(Collection entries)
--------

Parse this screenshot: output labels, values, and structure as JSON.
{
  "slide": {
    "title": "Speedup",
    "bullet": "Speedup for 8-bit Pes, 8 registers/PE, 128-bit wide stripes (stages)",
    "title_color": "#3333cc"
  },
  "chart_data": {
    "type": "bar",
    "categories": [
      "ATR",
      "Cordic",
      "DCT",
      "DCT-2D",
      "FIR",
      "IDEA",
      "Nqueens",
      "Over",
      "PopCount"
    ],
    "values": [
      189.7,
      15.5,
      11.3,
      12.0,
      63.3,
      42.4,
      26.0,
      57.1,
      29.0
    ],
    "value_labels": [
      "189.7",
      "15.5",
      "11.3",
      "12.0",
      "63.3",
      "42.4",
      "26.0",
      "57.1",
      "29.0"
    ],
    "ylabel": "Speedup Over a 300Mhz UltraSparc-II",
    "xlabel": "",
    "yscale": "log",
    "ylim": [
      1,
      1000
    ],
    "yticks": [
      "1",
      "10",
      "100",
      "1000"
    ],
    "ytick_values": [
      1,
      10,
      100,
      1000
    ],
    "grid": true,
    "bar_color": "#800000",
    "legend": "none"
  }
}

--------

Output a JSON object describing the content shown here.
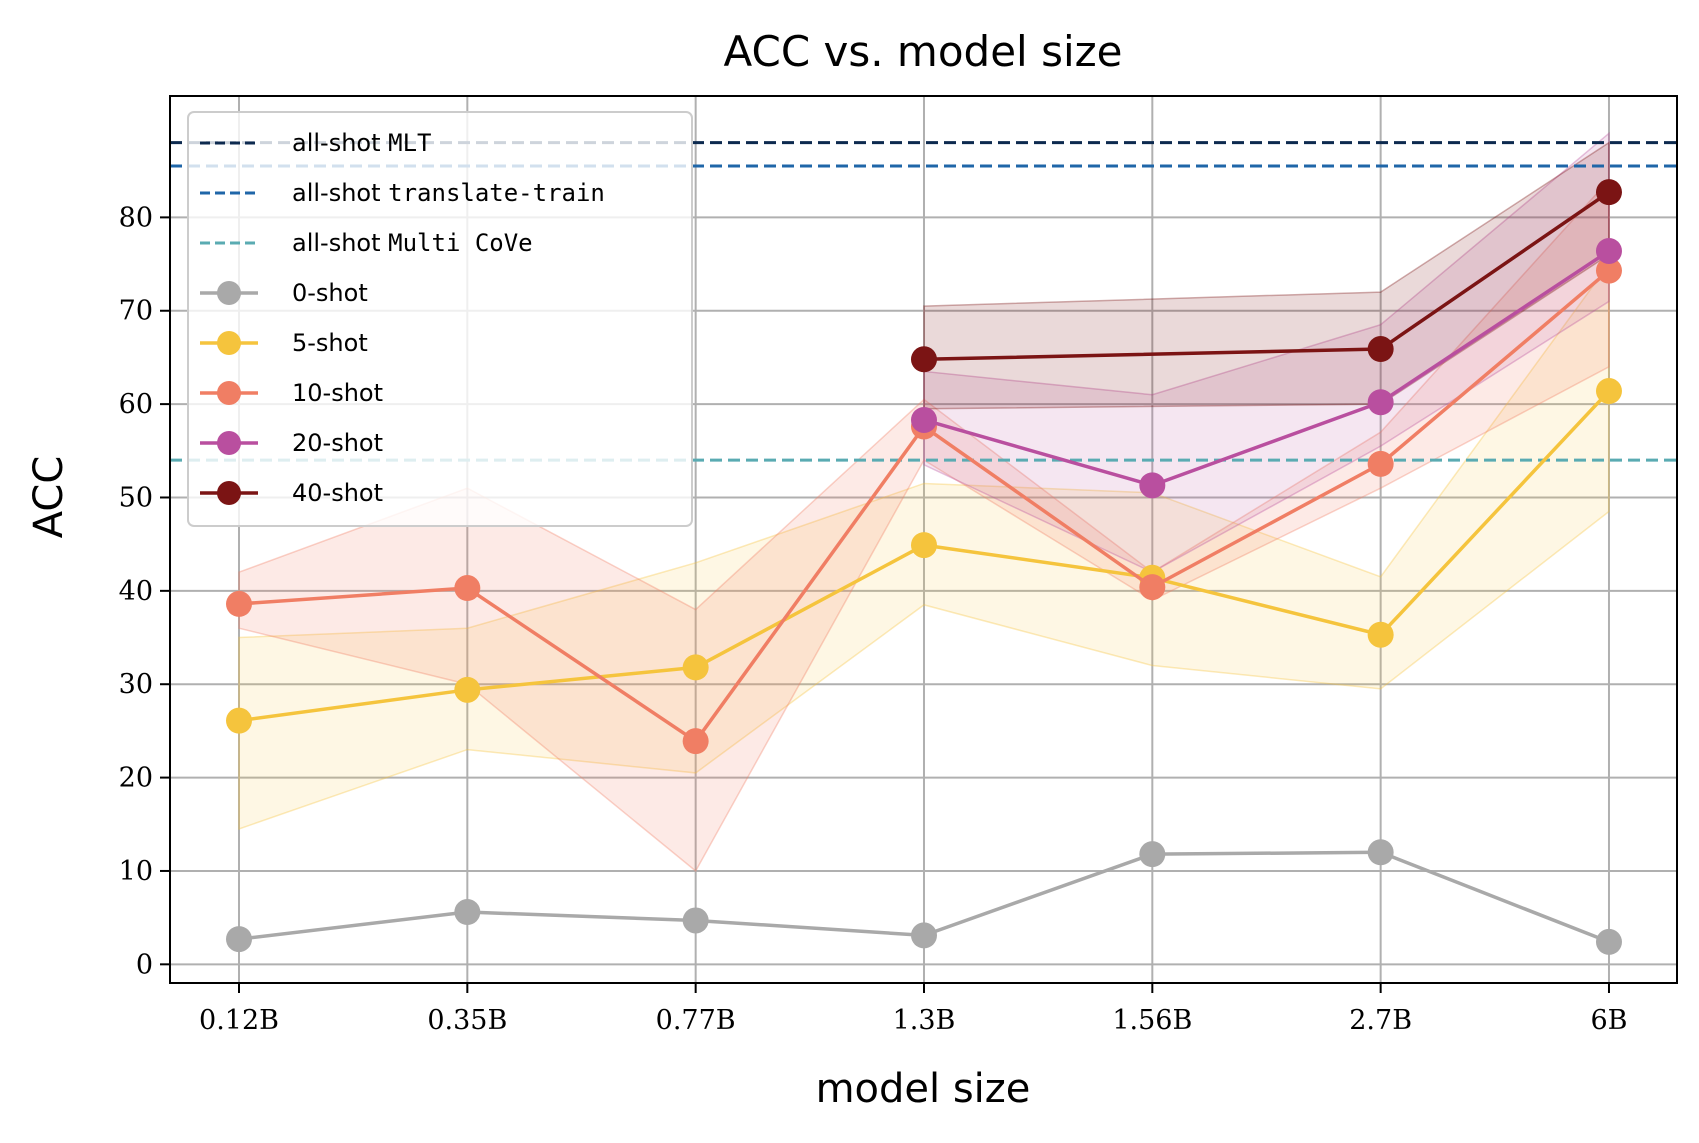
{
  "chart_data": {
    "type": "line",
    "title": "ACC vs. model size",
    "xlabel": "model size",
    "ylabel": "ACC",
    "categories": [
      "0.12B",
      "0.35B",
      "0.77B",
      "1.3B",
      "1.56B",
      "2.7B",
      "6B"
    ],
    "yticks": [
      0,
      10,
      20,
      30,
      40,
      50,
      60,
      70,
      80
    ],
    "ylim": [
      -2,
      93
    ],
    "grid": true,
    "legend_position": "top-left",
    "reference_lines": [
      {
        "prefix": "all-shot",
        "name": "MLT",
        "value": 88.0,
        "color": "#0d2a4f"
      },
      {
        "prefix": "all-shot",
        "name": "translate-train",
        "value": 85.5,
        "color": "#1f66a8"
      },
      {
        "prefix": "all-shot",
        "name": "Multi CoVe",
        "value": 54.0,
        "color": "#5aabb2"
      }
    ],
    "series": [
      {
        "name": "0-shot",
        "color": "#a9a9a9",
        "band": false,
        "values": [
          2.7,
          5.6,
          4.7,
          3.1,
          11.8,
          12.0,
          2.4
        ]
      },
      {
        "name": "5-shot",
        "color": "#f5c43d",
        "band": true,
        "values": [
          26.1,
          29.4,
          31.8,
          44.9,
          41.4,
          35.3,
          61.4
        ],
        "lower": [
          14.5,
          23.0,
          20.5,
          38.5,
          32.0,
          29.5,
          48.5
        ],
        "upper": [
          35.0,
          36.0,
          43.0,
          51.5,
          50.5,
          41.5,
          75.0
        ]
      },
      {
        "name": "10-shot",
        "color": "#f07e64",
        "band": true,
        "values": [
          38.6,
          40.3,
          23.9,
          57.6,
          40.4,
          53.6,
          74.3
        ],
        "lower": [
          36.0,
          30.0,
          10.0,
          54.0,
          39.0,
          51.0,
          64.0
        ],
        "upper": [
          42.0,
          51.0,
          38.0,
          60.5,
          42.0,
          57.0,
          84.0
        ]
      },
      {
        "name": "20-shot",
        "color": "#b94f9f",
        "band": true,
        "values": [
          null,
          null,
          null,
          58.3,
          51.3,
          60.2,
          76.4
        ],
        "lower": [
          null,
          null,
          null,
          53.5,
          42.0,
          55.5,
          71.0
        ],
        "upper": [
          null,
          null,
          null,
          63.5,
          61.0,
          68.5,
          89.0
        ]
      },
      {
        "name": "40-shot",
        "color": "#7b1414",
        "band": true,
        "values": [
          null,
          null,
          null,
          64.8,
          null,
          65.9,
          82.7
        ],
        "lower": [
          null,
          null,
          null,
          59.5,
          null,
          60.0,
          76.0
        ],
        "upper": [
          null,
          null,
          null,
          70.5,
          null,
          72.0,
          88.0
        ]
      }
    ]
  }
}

--------

» Work required
Copy every line that includes the string "size" from the material above.

» Written response
    "title": "ACC vs. model size",
    "xlabel": "model size",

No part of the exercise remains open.